(Stored data entries)
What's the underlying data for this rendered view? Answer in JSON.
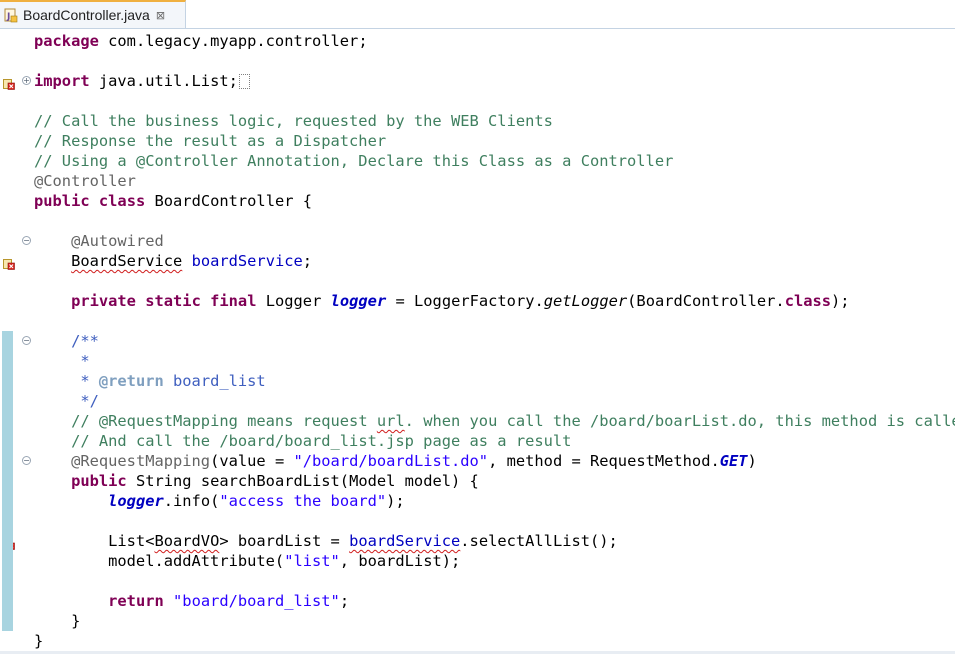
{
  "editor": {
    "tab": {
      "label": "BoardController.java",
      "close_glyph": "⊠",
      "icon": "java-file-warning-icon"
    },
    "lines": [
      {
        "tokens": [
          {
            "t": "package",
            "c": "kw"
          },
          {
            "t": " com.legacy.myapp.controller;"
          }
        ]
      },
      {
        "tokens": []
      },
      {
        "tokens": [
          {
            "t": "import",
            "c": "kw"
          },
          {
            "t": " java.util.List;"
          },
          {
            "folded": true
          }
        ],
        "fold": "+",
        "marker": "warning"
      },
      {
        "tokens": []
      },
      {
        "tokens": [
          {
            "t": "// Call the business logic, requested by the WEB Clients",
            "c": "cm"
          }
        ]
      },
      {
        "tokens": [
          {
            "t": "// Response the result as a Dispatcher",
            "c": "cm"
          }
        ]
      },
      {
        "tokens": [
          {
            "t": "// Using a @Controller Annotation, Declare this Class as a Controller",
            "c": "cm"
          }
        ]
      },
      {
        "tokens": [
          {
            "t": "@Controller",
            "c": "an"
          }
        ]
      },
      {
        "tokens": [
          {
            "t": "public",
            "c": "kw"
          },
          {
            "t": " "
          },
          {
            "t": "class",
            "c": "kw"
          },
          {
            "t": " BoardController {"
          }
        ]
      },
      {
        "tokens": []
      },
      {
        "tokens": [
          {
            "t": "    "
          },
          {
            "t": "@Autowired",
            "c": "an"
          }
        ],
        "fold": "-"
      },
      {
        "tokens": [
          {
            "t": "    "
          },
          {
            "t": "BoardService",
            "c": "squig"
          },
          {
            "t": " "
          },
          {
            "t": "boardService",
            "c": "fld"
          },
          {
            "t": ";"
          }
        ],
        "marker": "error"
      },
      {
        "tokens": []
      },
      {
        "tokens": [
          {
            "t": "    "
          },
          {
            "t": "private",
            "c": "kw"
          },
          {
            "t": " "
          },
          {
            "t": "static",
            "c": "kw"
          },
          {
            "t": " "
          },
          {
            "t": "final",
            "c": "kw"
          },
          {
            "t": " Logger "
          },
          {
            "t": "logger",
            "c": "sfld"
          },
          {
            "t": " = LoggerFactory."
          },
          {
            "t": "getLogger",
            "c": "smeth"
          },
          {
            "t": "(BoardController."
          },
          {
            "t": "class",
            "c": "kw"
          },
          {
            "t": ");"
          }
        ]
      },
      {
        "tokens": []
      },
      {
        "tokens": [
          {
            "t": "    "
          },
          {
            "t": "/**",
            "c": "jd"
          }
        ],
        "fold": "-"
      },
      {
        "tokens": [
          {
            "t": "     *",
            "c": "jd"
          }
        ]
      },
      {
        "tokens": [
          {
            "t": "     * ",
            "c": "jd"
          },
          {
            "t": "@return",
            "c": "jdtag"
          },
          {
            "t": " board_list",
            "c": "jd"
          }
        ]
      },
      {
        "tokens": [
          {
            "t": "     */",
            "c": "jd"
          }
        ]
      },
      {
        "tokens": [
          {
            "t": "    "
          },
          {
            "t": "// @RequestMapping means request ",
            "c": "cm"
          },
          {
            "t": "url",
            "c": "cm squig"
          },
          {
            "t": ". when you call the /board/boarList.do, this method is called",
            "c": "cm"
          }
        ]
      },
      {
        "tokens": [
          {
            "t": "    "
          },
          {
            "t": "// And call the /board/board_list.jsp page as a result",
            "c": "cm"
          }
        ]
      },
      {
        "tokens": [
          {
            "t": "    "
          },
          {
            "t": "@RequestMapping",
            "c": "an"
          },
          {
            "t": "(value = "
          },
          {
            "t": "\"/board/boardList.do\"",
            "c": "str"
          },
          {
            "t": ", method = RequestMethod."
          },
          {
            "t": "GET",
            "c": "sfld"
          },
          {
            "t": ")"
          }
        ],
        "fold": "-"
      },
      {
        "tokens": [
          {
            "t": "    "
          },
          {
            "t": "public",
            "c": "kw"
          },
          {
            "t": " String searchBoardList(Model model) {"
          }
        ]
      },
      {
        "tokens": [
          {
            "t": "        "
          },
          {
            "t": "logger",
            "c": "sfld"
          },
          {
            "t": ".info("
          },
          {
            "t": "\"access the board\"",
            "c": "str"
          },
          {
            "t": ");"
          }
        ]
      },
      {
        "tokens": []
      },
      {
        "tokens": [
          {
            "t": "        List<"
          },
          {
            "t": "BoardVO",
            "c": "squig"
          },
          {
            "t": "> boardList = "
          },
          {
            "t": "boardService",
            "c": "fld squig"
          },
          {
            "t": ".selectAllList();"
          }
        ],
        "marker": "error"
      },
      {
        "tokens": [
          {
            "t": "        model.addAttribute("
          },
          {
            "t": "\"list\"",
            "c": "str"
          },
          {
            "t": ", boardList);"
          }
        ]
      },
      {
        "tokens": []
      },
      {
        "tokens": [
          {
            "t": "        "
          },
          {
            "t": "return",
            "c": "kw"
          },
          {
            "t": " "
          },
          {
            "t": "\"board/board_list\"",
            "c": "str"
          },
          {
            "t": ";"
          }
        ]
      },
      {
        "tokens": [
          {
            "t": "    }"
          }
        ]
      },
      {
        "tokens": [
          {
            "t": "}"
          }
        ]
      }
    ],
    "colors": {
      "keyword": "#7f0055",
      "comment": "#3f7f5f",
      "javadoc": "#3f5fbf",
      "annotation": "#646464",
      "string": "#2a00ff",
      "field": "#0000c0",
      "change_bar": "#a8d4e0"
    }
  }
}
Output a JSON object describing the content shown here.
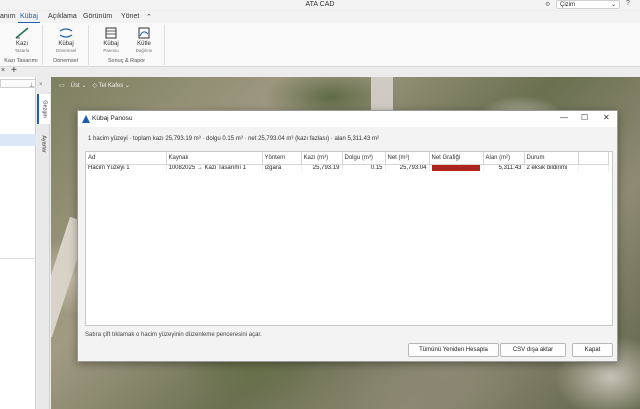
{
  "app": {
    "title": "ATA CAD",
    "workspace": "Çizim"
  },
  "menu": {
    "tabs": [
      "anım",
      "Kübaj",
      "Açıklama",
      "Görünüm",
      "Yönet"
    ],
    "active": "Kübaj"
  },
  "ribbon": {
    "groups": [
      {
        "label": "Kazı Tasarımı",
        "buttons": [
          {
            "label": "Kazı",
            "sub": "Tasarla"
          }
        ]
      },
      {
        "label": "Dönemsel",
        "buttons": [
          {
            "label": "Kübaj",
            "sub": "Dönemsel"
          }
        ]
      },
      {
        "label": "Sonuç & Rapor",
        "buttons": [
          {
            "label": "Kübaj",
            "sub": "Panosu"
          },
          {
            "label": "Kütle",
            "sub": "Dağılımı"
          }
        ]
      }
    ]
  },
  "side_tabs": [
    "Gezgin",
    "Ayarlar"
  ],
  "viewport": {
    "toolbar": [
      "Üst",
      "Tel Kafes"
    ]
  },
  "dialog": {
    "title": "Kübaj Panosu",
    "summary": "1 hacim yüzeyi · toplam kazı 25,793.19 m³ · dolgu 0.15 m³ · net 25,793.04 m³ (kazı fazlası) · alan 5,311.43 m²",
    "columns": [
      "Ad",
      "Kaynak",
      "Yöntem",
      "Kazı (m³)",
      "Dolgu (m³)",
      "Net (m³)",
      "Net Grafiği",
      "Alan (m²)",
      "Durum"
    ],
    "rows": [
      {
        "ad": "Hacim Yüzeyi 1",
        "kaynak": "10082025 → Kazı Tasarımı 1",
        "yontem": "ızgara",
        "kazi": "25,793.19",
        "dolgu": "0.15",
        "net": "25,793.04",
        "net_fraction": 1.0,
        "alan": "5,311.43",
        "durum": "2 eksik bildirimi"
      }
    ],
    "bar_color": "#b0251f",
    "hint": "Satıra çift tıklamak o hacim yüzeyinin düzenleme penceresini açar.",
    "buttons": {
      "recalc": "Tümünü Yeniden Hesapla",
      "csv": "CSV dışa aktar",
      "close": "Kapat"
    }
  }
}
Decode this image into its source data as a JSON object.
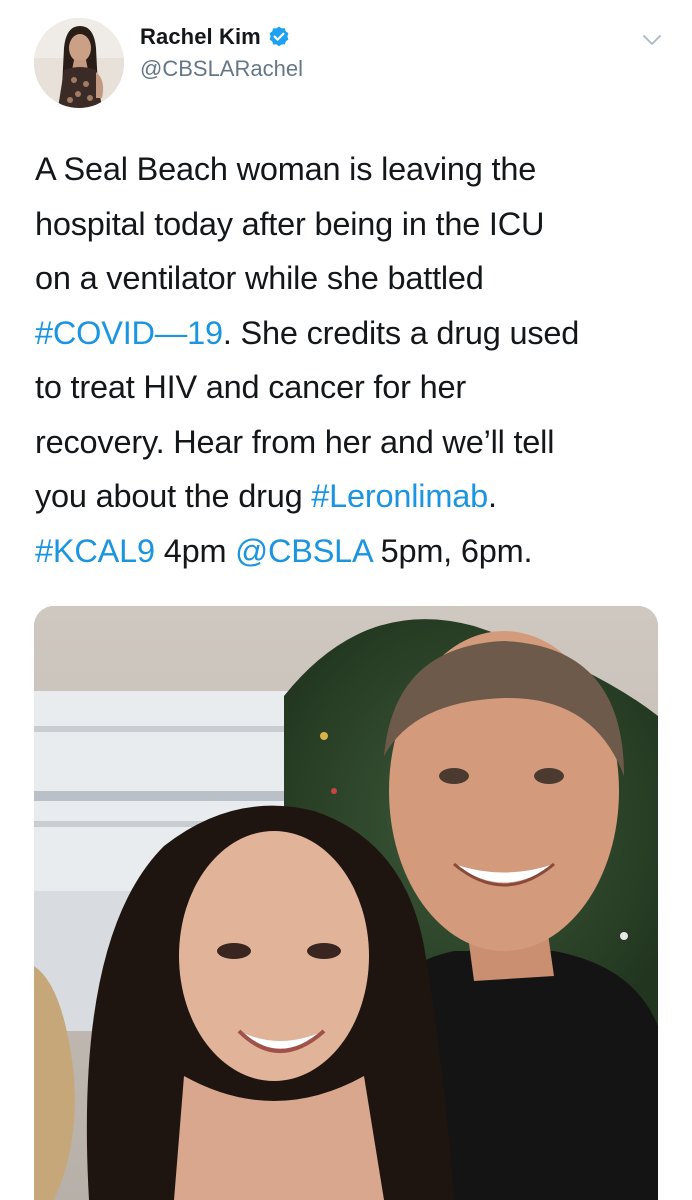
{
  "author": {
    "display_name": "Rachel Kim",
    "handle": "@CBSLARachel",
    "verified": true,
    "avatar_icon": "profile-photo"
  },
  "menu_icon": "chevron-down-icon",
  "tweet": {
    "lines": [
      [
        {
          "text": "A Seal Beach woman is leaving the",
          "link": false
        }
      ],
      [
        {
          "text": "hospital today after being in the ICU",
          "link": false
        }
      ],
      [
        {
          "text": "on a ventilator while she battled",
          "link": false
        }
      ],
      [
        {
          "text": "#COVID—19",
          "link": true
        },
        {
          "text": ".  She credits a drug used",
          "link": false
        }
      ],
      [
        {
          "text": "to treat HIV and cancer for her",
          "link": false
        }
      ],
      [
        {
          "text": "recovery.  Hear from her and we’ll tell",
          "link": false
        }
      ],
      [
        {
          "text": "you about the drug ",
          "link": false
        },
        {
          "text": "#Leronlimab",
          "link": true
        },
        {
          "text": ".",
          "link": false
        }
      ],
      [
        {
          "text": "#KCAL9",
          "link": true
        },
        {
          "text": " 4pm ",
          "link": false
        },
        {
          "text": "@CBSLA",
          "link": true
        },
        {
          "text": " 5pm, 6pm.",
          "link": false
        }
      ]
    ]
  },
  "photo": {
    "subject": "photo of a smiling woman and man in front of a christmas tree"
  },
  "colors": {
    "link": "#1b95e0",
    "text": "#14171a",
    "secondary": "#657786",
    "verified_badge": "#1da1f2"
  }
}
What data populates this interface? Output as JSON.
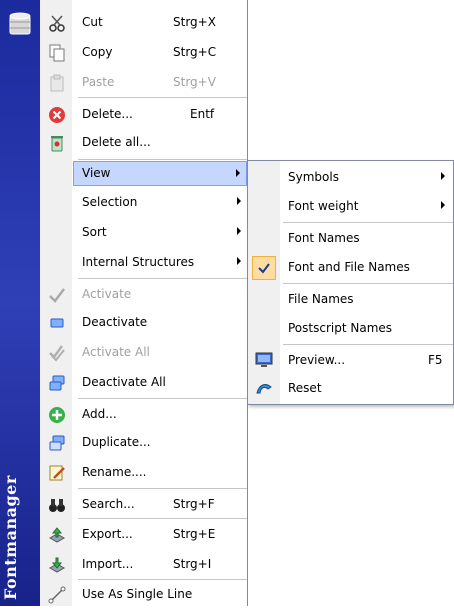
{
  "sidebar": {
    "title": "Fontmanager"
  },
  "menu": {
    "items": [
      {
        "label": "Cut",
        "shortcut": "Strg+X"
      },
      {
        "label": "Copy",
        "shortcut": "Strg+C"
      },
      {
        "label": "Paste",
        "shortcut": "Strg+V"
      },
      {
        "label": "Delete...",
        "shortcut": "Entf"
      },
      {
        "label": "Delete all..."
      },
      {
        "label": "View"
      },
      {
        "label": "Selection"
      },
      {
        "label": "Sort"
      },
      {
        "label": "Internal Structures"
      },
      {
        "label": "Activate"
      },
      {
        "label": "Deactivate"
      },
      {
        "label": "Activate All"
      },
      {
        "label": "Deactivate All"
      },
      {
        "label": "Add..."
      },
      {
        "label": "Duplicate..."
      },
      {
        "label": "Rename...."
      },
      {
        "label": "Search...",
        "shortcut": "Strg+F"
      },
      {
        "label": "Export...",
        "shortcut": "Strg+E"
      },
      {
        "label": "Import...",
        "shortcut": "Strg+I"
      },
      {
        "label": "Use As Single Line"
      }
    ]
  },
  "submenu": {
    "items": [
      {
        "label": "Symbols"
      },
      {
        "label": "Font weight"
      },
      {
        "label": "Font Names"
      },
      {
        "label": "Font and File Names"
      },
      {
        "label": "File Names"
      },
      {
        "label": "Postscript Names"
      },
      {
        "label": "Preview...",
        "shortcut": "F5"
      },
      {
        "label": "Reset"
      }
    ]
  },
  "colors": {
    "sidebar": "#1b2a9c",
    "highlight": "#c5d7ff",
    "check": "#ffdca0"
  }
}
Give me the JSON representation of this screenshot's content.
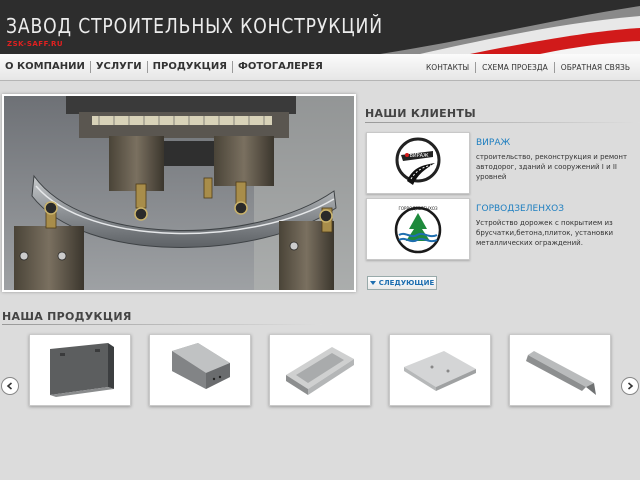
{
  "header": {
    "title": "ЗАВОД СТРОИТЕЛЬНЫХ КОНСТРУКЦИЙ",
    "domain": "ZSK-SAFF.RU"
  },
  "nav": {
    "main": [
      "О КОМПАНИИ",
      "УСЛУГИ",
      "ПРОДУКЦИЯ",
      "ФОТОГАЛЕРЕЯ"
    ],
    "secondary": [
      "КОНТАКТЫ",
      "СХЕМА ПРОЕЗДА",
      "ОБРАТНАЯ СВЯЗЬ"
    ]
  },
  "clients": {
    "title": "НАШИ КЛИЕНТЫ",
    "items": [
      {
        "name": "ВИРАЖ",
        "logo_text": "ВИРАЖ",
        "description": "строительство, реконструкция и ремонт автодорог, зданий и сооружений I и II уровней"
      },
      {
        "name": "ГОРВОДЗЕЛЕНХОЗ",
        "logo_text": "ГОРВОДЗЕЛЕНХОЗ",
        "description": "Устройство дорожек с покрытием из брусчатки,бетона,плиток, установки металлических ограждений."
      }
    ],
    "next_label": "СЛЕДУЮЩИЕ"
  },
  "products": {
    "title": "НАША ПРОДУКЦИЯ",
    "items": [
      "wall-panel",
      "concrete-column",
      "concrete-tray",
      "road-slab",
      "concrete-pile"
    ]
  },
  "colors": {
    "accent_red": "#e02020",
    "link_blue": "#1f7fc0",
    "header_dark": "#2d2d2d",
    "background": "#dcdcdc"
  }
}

### [Goal of the exercise]
Copy all lines of the material above where the string "result" occurs.

### [Answer]
            "t": "// Response the result as a Dispatcher",
            "t": "// And call the /board/board_list.jsp page as a result",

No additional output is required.